>> start Exercise materials

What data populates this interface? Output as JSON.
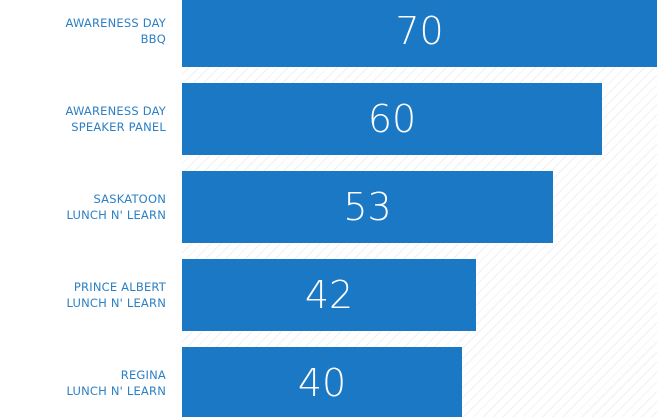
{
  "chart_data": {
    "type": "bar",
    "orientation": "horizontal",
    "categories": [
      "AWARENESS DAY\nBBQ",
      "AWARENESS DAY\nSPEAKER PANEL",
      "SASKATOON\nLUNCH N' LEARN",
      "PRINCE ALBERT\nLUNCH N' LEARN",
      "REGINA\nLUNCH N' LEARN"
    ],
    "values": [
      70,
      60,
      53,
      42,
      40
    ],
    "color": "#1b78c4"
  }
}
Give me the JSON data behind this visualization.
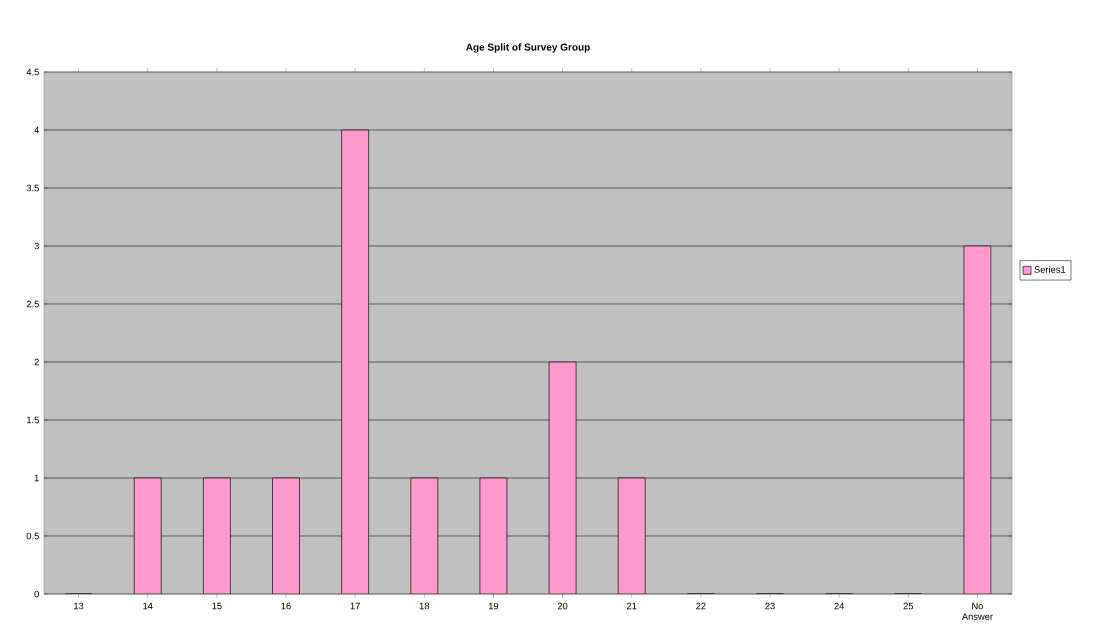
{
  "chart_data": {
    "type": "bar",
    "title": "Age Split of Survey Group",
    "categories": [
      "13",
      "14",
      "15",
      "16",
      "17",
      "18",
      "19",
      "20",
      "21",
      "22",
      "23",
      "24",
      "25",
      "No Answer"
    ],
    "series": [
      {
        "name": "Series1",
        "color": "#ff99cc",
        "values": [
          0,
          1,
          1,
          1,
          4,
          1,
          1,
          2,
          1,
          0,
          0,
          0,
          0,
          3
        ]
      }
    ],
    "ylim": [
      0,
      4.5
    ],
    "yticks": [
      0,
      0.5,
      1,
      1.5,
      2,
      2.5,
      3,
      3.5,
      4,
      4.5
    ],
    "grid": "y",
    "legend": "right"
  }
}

>> end Exercise materials
>> start Exercise materials

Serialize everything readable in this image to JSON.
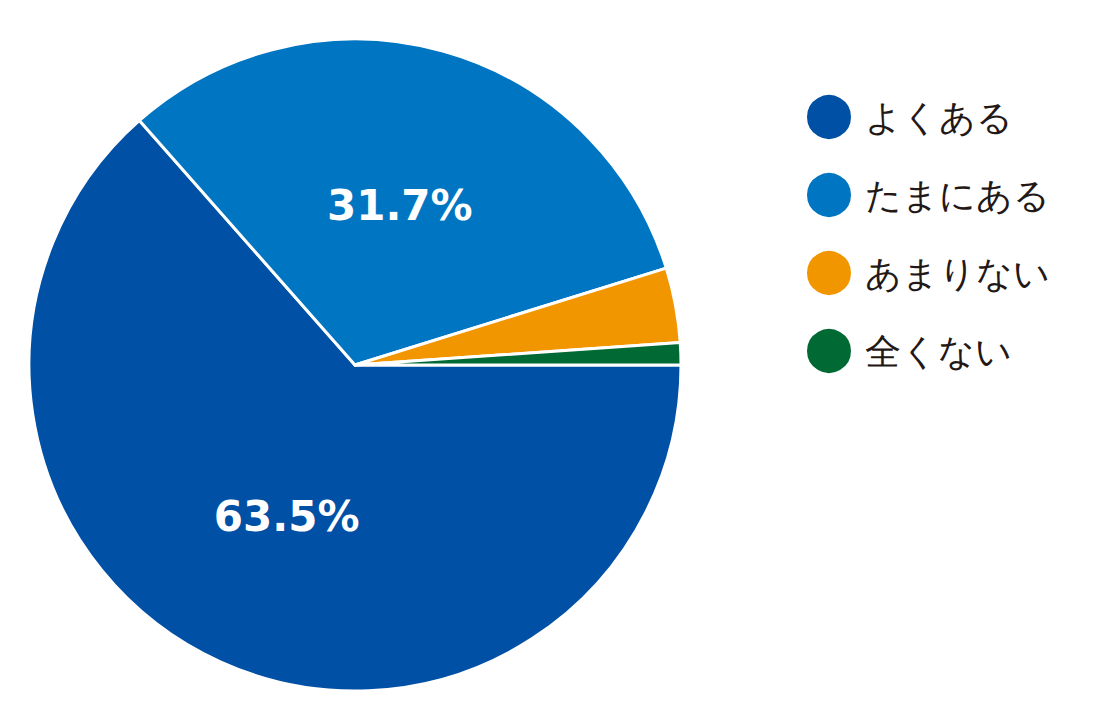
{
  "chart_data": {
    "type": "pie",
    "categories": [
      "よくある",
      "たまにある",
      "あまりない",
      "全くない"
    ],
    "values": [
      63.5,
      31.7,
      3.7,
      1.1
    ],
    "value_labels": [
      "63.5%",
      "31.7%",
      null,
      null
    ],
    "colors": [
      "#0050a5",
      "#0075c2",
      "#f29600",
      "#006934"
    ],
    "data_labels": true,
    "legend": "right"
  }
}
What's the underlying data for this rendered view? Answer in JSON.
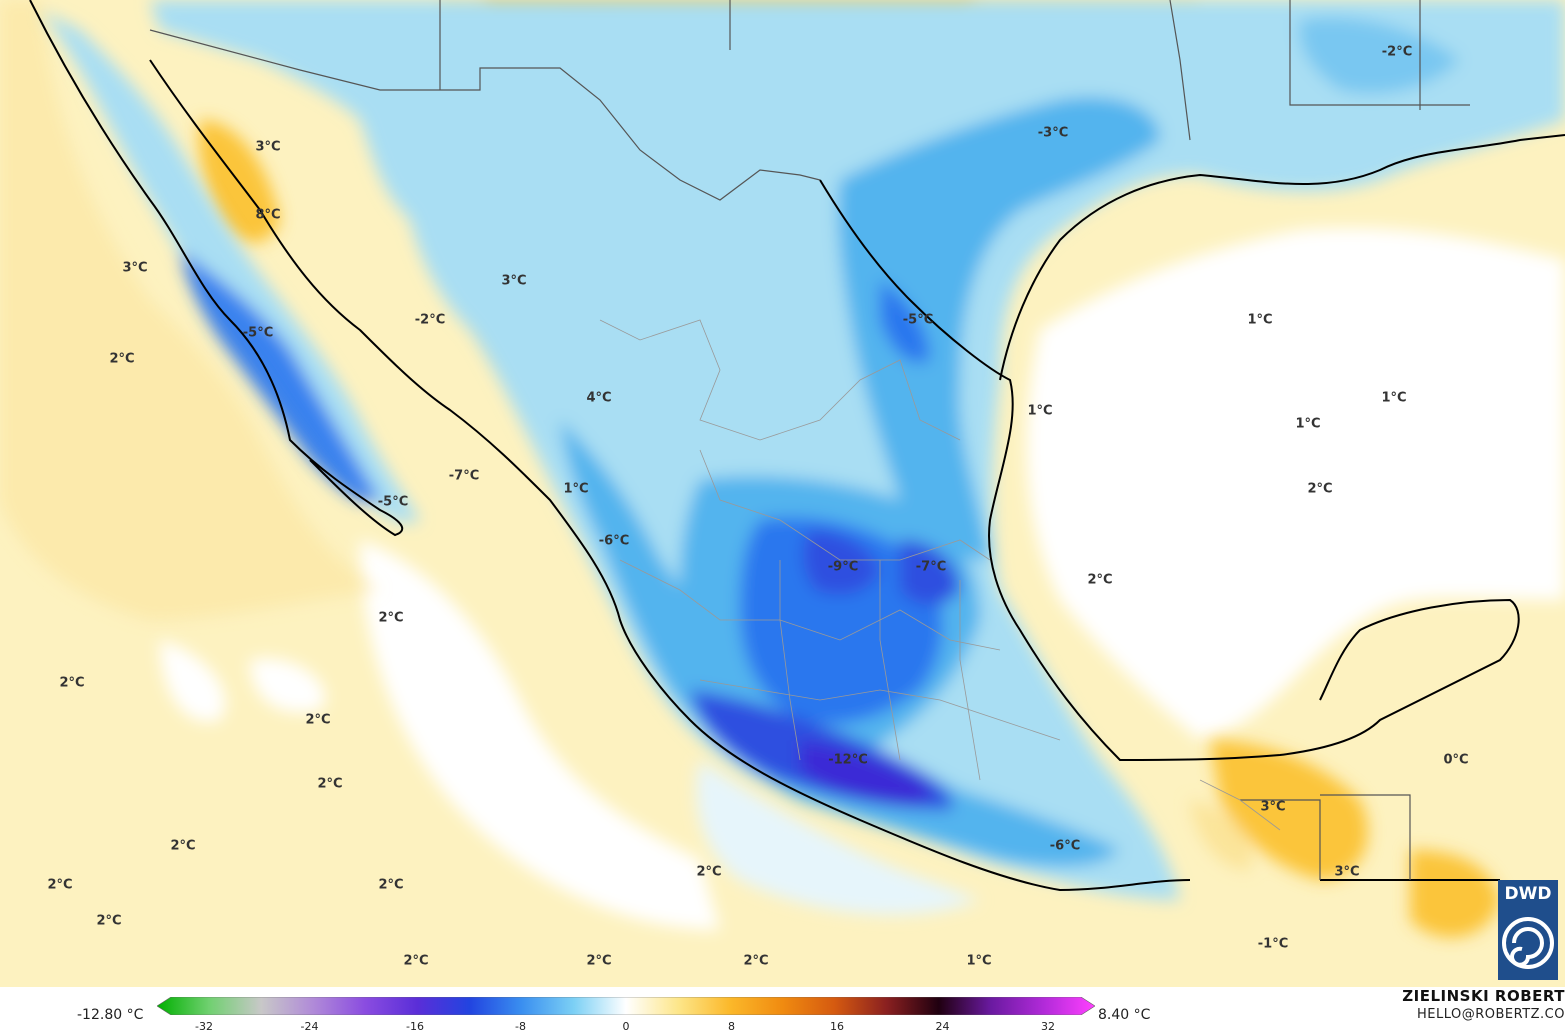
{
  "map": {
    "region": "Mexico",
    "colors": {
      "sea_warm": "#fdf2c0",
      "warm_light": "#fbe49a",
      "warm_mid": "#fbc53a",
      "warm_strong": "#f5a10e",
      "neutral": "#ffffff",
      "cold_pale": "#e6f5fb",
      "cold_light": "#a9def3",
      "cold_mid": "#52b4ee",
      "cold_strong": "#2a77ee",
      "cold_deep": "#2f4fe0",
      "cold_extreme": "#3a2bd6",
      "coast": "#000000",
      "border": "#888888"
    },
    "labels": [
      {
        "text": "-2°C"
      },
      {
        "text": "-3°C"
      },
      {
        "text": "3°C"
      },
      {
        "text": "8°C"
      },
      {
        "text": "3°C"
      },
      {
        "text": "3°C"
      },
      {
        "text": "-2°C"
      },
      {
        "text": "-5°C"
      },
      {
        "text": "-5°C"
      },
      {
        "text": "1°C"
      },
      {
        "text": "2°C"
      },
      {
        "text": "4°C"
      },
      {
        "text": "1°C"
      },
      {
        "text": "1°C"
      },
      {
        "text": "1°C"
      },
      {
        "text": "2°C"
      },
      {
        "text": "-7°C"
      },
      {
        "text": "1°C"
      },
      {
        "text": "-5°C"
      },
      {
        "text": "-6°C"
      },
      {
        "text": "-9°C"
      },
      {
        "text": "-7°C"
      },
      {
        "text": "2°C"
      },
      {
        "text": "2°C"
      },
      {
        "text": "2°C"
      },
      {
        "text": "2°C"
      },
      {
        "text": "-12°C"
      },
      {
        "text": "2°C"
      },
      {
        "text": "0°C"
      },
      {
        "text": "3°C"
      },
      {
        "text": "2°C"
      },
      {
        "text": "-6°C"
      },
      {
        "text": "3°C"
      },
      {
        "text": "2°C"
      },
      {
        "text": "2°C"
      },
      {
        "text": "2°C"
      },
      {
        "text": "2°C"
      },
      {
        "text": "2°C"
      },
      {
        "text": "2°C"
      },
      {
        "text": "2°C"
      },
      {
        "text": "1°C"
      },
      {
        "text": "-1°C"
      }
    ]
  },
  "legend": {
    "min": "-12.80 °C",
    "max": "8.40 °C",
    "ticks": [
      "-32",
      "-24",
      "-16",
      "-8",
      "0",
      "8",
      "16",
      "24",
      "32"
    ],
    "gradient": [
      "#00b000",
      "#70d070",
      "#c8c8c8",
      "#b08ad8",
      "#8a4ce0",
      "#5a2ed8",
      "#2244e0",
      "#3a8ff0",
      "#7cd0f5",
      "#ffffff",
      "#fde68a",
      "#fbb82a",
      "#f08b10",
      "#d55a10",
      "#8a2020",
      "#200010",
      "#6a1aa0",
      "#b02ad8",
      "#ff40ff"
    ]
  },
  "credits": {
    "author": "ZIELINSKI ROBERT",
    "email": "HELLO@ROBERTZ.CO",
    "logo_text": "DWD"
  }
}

>> end Exercise materials

§ **Job**
Copy all lines above containing the string "nLUNCH".

§ **Exercise response**
      "SASKATOON\nLUNCH N' LEARN",
      "PRINCE ALBERT\nLUNCH N' LEARN",
      "REGINA\nLUNCH N' LEARN"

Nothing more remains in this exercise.